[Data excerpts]
──────────

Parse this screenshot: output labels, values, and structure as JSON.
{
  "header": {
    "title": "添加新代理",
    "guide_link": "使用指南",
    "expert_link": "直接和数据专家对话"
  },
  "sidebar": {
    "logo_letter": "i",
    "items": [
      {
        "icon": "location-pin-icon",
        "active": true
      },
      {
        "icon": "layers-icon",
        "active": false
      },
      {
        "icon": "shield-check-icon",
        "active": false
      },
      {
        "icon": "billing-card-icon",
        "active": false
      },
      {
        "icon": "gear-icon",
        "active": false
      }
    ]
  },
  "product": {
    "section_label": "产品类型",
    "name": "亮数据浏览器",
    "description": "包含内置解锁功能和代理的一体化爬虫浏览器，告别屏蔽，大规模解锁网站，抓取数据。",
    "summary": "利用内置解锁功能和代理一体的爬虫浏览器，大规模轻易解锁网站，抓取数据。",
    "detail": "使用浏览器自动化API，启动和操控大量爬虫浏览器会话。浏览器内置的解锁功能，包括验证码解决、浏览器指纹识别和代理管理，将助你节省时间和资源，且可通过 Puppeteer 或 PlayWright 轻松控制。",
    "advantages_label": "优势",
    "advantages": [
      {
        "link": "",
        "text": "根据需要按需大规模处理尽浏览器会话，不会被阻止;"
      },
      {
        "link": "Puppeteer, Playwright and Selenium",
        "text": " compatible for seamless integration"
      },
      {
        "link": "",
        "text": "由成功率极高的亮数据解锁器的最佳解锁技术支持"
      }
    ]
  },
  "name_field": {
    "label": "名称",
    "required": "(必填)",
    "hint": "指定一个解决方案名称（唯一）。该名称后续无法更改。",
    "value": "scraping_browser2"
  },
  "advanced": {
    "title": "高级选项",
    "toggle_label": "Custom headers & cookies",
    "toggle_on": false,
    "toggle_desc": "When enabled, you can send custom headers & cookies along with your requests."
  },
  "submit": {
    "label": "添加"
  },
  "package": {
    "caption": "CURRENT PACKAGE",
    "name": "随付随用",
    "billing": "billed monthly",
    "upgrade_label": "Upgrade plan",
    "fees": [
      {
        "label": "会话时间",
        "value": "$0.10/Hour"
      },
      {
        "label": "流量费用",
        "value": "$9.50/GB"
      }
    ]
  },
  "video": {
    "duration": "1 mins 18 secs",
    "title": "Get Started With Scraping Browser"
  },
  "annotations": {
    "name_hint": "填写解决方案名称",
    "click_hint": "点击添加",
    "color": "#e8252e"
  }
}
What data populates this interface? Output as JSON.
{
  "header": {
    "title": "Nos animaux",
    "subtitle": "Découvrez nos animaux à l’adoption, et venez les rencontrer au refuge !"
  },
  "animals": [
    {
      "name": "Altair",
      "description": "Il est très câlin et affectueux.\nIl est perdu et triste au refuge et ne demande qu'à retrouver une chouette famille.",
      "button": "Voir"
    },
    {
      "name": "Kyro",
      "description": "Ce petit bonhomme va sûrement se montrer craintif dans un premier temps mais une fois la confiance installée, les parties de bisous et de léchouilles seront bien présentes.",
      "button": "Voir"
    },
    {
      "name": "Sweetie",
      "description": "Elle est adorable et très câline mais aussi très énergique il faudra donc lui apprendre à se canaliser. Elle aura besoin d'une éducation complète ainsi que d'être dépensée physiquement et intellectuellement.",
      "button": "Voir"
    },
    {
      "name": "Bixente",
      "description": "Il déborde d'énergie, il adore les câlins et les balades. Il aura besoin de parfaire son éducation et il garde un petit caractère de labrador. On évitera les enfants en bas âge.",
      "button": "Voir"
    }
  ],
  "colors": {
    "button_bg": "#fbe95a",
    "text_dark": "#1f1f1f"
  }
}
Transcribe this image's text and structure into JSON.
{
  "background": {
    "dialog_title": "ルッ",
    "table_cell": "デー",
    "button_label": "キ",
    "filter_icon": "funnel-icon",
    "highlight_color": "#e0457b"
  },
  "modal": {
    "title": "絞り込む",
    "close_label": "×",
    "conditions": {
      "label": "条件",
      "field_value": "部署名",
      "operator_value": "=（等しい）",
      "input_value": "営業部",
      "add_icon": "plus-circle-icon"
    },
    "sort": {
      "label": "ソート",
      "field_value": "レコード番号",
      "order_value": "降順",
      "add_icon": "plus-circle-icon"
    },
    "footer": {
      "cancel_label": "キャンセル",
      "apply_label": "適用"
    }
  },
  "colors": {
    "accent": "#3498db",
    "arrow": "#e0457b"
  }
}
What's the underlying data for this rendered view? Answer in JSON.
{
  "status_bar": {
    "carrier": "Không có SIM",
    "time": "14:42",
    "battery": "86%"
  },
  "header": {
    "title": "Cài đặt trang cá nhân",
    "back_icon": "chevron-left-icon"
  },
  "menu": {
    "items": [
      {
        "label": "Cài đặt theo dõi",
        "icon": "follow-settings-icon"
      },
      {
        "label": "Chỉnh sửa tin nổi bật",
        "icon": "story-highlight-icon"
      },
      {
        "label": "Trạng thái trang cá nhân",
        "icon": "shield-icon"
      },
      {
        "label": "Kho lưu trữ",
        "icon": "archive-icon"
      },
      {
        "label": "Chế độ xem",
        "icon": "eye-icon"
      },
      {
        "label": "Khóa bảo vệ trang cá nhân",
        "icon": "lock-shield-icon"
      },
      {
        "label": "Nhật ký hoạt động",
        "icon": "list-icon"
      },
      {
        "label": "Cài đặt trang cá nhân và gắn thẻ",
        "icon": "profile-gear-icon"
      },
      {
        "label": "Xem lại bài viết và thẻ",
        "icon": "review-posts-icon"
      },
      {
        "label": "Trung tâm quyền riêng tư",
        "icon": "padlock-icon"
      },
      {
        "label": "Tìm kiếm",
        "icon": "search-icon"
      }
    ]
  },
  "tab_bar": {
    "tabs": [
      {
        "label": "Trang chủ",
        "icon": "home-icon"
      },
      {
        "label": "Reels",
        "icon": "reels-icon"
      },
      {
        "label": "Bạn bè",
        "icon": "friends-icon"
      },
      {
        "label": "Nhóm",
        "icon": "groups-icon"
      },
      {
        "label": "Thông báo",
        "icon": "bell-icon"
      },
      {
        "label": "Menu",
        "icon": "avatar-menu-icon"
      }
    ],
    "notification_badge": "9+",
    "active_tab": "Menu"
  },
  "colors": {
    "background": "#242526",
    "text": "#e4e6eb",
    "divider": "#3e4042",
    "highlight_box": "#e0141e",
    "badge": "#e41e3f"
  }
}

──────────

§ What is needed: Copy out each record exactly as given, omitting none.

§ Completed task:
Parse this screenshot: output labels, values, and structure as JSON.
{
  "header": {
    "title": "添加新代理",
    "guide_link": "使用指南",
    "expert_link": "直接和数据专家对话"
  },
  "sidebar": {
    "logo_letter": "i",
    "items": [
      {
        "icon": "location-pin-icon",
        "active": true
      },
      {
        "icon": "layers-icon",
        "active": false
      },
      {
        "icon": "shield-check-icon",
        "active": false
      },
      {
        "icon": "billing-card-icon",
        "active": false
      },
      {
        "icon": "gear-icon",
        "active": false
      }
    ]
  },
  "product": {
    "section_label": "产品类型",
    "name": "亮数据浏览器",
    "description": "包含内置解锁功能和代理的一体化爬虫浏览器，告别屏蔽，大规模解锁网站，抓取数据。",
    "summary": "利用内置解锁功能和代理一体的爬虫浏览器，大规模轻易解锁网站，抓取数据。",
    "detail": "使用浏览器自动化API，启动和操控大量爬虫浏览器会话。浏览器内置的解锁功能，包括验证码解决、浏览器指纹识别和代理管理，将助你节省时间和资源，且可通过 Puppeteer 或 PlayWright 轻松控制。",
    "advantages_label": "优势",
    "advantages": [
      {
        "link": "",
        "text": "根据需要按需大规模处理尽浏览器会话，不会被阻止;"
      },
      {
        "link": "Puppeteer, Playwright and Selenium",
        "text": " compatible for seamless integration"
      },
      {
        "link": "",
        "text": "由成功率极高的亮数据解锁器的最佳解锁技术支持"
      }
    ]
  },
  "name_field": {
    "label": "名称",
    "required": "(必填)",
    "hint": "指定一个解决方案名称（唯一）。该名称后续无法更改。",
    "value": "scraping_browser2"
  },
  "advanced": {
    "title": "高级选项",
    "toggle_label": "Custom headers & cookies",
    "toggle_on": false,
    "toggle_desc": "When enabled, you can send custom headers & cookies along with your requests."
  },
  "submit": {
    "label": "添加"
  },
  "package": {
    "caption": "CURRENT PACKAGE",
    "name": "随付随用",
    "billing": "billed monthly",
    "upgrade_label": "Upgrade plan",
    "fees": [
      {
        "label": "会话时间",
        "value": "$0.10/Hour"
      },
      {
        "label": "流量费用",
        "value": "$9.50/GB"
      }
    ]
  },
  "video": {
    "duration": "1 mins 18 secs",
    "title": "Get Started With Scraping Browser"
  },
  "annotations": {
    "name_hint": "填写解决方案名称",
    "click_hint": "点击添加",
    "color": "#e8252e"
  }
}
What data populates this interface? Output as JSON.
{
  "header": {
    "title": "Nos animaux",
    "subtitle": "Découvrez nos animaux à l’adoption, et venez les rencontrer au refuge !"
  },
  "animals": [
    {
      "name": "Altair",
      "description": "Il est très câlin et affectueux.\nIl est perdu et triste au refuge et ne demande qu'à retrouver une chouette famille.",
      "button": "Voir"
    },
    {
      "name": "Kyro",
      "description": "Ce petit bonhomme va sûrement se montrer craintif dans un premier temps mais une fois la confiance installée, les parties de bisous et de léchouilles seront bien présentes.",
      "button": "Voir"
    },
    {
      "name": "Sweetie",
      "description": "Elle est adorable et très câline mais aussi très énergique il faudra donc lui apprendre à se canaliser. Elle aura besoin d'une éducation complète ainsi que d'être dépensée physiquement et intellectuellement.",
      "button": "Voir"
    },
    {
      "name": "Bixente",
      "description": "Il déborde d'énergie, il adore les câlins et les balades. Il aura besoin de parfaire son éducation et il garde un petit caractère de labrador. On évitera les enfants en bas âge.",
      "button": "Voir"
    }
  ],
  "colors": {
    "button_bg": "#fbe95a",
    "text_dark": "#1f1f1f"
  }
}
Transcribe this image's text and structure into JSON.
{
  "background": {
    "dialog_title": "ルッ",
    "table_cell": "デー",
    "button_label": "キ",
    "filter_icon": "funnel-icon",
    "highlight_color": "#e0457b"
  },
  "modal": {
    "title": "絞り込む",
    "close_label": "×",
    "conditions": {
      "label": "条件",
      "field_value": "部署名",
      "operator_value": "=（等しい）",
      "input_value": "営業部",
      "add_icon": "plus-circle-icon"
    },
    "sort": {
      "label": "ソート",
      "field_value": "レコード番号",
      "order_value": "降順",
      "add_icon": "plus-circle-icon"
    },
    "footer": {
      "cancel_label": "キャンセル",
      "apply_label": "適用"
    }
  },
  "colors": {
    "accent": "#3498db",
    "arrow": "#e0457b"
  }
}
What's the underlying data for this rendered view? Answer in JSON.
{
  "status_bar": {
    "carrier": "Không có SIM",
    "time": "14:42",
    "battery": "86%"
  },
  "header": {
    "title": "Cài đặt trang cá nhân",
    "back_icon": "chevron-left-icon"
  },
  "menu": {
    "items": [
      {
        "label": "Cài đặt theo dõi",
        "icon": "follow-settings-icon"
      },
      {
        "label": "Chỉnh sửa tin nổi bật",
        "icon": "story-highlight-icon"
      },
      {
        "label": "Trạng thái trang cá nhân",
        "icon": "shield-icon"
      },
      {
        "label": "Kho lưu trữ",
        "icon": "archive-icon"
      },
      {
        "label": "Chế độ xem",
        "icon": "eye-icon"
      },
      {
        "label": "Khóa bảo vệ trang cá nhân",
        "icon": "lock-shield-icon"
      },
      {
        "label": "Nhật ký hoạt động",
        "icon": "list-icon"
      },
      {
        "label": "Cài đặt trang cá nhân và gắn thẻ",
        "icon": "profile-gear-icon"
      },
      {
        "label": "Xem lại bài viết và thẻ",
        "icon": "review-posts-icon"
      },
      {
        "label": "Trung tâm quyền riêng tư",
        "icon": "padlock-icon"
      },
      {
        "label": "Tìm kiếm",
        "icon": "search-icon"
      }
    ]
  },
  "tab_bar": {
    "tabs": [
      {
        "label": "Trang chủ",
        "icon": "home-icon"
      },
      {
        "label": "Reels",
        "icon": "reels-icon"
      },
      {
        "label": "Bạn bè",
        "icon": "friends-icon"
      },
      {
        "label": "Nhóm",
        "icon": "groups-icon"
      },
      {
        "label": "Thông báo",
        "icon": "bell-icon"
      },
      {
        "label": "Menu",
        "icon": "avatar-menu-icon"
      }
    ],
    "notification_badge": "9+",
    "active_tab": "Menu"
  },
  "colors": {
    "background": "#242526",
    "text": "#e4e6eb",
    "divider": "#3e4042",
    "highlight_box": "#e0141e",
    "badge": "#e41e3f"
  }
}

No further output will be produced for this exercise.